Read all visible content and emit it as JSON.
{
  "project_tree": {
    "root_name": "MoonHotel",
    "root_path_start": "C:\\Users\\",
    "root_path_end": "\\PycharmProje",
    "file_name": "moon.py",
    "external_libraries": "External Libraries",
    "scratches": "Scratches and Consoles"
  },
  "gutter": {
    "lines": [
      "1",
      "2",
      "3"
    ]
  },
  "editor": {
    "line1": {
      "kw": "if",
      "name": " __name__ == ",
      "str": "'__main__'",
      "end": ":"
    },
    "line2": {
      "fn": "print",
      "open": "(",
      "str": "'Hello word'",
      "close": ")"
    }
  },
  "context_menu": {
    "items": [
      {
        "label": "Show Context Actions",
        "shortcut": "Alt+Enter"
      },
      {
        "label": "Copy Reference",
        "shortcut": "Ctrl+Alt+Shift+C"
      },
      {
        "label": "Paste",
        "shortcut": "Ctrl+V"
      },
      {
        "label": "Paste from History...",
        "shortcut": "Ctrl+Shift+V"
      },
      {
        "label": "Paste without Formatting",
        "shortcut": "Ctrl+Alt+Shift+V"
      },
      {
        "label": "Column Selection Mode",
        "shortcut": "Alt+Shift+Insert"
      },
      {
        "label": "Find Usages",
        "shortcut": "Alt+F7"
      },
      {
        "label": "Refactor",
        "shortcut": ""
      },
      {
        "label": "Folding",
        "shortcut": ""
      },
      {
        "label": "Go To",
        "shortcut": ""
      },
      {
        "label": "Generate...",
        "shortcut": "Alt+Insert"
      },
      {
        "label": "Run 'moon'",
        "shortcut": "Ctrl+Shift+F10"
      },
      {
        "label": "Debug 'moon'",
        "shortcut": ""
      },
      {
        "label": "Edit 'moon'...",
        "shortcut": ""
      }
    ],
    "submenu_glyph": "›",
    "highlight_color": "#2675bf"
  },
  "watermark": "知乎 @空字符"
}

Aim of the exercise:
Please reproduce each line exactly as written.

Exercise answer:
Read all visible content and emit it as JSON.
{
  "project_tree": {
    "root_name": "MoonHotel",
    "root_path_start": "C:\\Users\\",
    "root_path_end": "\\PycharmProje",
    "file_name": "moon.py",
    "external_libraries": "External Libraries",
    "scratches": "Scratches and Consoles"
  },
  "gutter": {
    "lines": [
      "1",
      "2",
      "3"
    ]
  },
  "editor": {
    "line1": {
      "kw": "if",
      "name": " __name__ == ",
      "str": "'__main__'",
      "end": ":"
    },
    "line2": {
      "fn": "print",
      "open": "(",
      "str": "'Hello word'",
      "close": ")"
    }
  },
  "context_menu": {
    "items": [
      {
        "label": "Show Context Actions",
        "shortcut": "Alt+Enter"
      },
      {
        "label": "Copy Reference",
        "shortcut": "Ctrl+Alt+Shift+C"
      },
      {
        "label": "Paste",
        "shortcut": "Ctrl+V"
      },
      {
        "label": "Paste from History...",
        "shortcut": "Ctrl+Shift+V"
      },
      {
        "label": "Paste without Formatting",
        "shortcut": "Ctrl+Alt+Shift+V"
      },
      {
        "label": "Column Selection Mode",
        "shortcut": "Alt+Shift+Insert"
      },
      {
        "label": "Find Usages",
        "shortcut": "Alt+F7"
      },
      {
        "label": "Refactor",
        "shortcut": ""
      },
      {
        "label": "Folding",
        "shortcut": ""
      },
      {
        "label": "Go To",
        "shortcut": ""
      },
      {
        "label": "Generate...",
        "shortcut": "Alt+Insert"
      },
      {
        "label": "Run 'moon'",
        "shortcut": "Ctrl+Shift+F10"
      },
      {
        "label": "Debug 'moon'",
        "shortcut": ""
      },
      {
        "label": "Edit 'moon'...",
        "shortcut": ""
      }
    ],
    "submenu_glyph": "›",
    "highlight_color": "#2675bf"
  },
  "watermark": "知乎 @空字符"
}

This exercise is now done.